* BEGIN RECORDS TO USE *

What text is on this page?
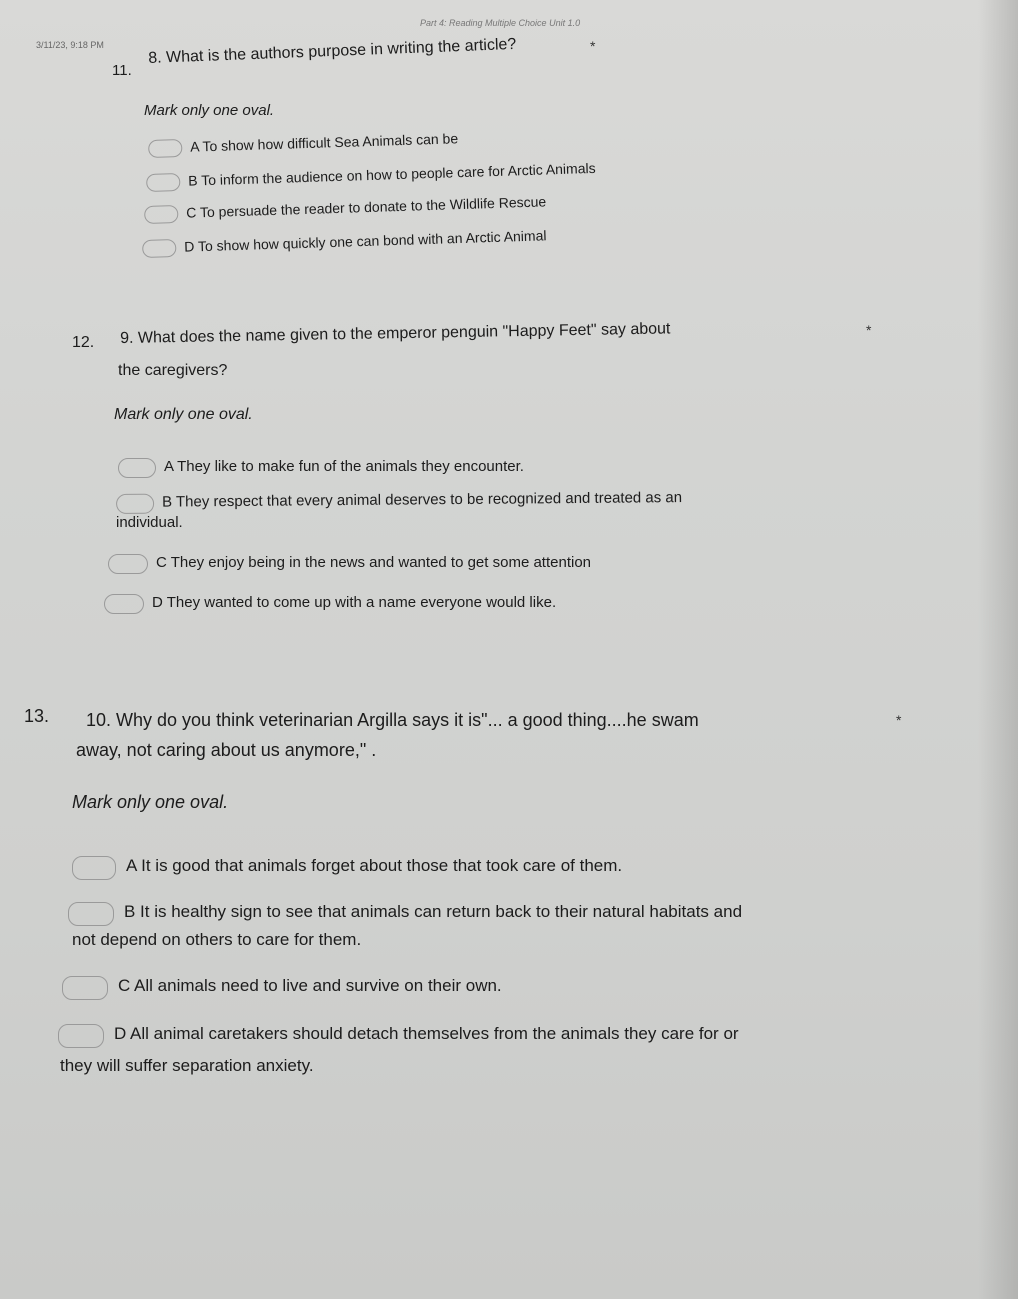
3/11/23, 9:18 PM
Part 4: Reading Multiple Choice Unit 1.0
11.
8. What is the authors purpose in writing the article?	*
Mark only one oval.
A To show how difficult Sea Animals can be
B To inform the audience on how to people care for Arctic Animals
C To persuade the reader to donate to the Wildlife Rescue
D To show how quickly one can bond with an Arctic Animal
12. 9. What does the name given to the emperor penguin "Happy Feet" say about
the caregivers?
*
Mark only one oval.
A They like to make fun of the animals they encounter.
B They respect that every animal deserves to be recognized and treated as an
individual.
C They enjoy being in the news and wanted to get some attention
D They wanted to come up with a name everyone would like.
13. 10. Why do you think veterinarian Argilla says it is"... a good thing....he swam
away, not caring about us anymore," .
*
Mark only one oval.
A It is good that animals forget about those that took care of them.
B It is healthy sign to see that animals can return back to their natural habitats and
not depend on others to care for them.
C All animals need to live and survive on their own.
D All animal caretakers should detach themselves from the animals they care for or
they will suffer separation anxiety.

* END RECORDS TO USE *

▶ [WHAT YOU ARE ASKED TO DO]:
Where a line above contains the word "about", copy that line.

▶ [FINAL RESULT]:
12. 9. What does the name given to the emperor penguin "Happy Feet" say about
away, not caring about us anymore," .
A It is good that animals forget about those that took care of them.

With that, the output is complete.